> [WHAT NEEDS TO BE DONE] Of all the lines in the material, how many contain the word "도시재생지역에서"? State the number alone.
┌──
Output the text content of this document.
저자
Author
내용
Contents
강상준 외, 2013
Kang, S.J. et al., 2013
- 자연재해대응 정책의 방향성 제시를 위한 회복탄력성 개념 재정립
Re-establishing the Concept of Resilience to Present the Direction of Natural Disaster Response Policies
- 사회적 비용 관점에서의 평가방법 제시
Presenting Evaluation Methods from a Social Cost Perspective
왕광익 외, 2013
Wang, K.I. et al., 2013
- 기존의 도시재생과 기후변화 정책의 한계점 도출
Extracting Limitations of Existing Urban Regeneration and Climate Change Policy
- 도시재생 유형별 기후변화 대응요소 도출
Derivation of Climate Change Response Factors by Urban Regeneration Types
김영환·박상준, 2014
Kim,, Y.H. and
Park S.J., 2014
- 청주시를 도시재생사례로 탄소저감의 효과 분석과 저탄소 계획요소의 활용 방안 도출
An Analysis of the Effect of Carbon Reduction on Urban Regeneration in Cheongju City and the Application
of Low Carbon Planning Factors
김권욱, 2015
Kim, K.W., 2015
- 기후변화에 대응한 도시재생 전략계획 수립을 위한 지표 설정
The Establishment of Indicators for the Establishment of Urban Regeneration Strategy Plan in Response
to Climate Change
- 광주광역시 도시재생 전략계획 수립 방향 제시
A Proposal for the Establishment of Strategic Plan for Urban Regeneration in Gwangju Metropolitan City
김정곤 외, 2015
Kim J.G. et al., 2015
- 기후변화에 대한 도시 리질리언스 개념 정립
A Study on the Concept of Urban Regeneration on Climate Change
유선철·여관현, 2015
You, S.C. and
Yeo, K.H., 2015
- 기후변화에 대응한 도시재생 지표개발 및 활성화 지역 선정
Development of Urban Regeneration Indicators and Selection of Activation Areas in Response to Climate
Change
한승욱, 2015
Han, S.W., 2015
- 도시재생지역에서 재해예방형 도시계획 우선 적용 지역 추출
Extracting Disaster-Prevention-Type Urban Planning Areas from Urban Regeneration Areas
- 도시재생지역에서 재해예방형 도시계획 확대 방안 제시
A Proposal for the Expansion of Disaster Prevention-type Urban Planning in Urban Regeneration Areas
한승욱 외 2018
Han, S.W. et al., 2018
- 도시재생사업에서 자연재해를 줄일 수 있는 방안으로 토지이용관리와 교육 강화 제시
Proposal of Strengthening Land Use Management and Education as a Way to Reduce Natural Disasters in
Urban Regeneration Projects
└──
> [EXERCISE RESPONSE] 2